### Instructions to follow
Find every line in the records below that holds the word "JSON", and copy it out.

Dataset records:

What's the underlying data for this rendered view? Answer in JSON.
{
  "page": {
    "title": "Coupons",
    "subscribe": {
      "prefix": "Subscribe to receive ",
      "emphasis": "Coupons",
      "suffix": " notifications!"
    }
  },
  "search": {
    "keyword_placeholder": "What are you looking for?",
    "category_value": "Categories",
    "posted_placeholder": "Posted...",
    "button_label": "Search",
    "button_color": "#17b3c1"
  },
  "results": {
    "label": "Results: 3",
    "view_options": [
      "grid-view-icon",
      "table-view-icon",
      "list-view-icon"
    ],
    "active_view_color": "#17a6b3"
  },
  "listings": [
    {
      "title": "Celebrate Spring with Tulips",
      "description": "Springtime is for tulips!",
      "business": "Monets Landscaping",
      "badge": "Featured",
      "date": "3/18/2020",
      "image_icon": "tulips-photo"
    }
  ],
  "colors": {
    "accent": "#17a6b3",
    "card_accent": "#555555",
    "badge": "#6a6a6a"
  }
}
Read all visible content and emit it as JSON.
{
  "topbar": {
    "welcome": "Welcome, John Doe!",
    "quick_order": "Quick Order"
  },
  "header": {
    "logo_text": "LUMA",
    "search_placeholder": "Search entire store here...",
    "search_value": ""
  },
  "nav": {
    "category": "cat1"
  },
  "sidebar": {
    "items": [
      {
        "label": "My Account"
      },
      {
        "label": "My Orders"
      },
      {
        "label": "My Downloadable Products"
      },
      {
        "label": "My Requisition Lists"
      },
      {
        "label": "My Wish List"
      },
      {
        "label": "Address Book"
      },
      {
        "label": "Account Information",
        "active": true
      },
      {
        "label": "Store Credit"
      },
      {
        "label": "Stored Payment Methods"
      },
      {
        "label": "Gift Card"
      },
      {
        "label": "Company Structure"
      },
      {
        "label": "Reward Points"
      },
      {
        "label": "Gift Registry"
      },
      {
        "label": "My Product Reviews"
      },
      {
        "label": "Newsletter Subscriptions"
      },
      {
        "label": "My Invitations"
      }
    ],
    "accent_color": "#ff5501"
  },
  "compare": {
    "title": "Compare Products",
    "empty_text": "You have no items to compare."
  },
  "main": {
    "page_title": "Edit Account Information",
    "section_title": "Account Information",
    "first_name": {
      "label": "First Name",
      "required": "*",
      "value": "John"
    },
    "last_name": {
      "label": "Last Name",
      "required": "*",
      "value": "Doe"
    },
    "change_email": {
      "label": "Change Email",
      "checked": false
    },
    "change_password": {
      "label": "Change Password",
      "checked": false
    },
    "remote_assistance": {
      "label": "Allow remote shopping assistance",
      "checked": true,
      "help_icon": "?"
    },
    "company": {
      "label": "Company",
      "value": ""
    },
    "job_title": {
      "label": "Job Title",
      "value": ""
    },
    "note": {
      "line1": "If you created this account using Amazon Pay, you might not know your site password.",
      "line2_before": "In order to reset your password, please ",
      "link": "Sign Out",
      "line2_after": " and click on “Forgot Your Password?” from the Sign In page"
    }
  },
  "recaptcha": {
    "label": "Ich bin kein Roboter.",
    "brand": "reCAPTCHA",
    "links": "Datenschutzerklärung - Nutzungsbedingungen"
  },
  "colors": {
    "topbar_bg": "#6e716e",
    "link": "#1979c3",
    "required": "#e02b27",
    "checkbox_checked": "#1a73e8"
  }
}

### Reply
What's the underlying data for this rendered view? Answer in JSON.
Read all visible content and emit it as JSON.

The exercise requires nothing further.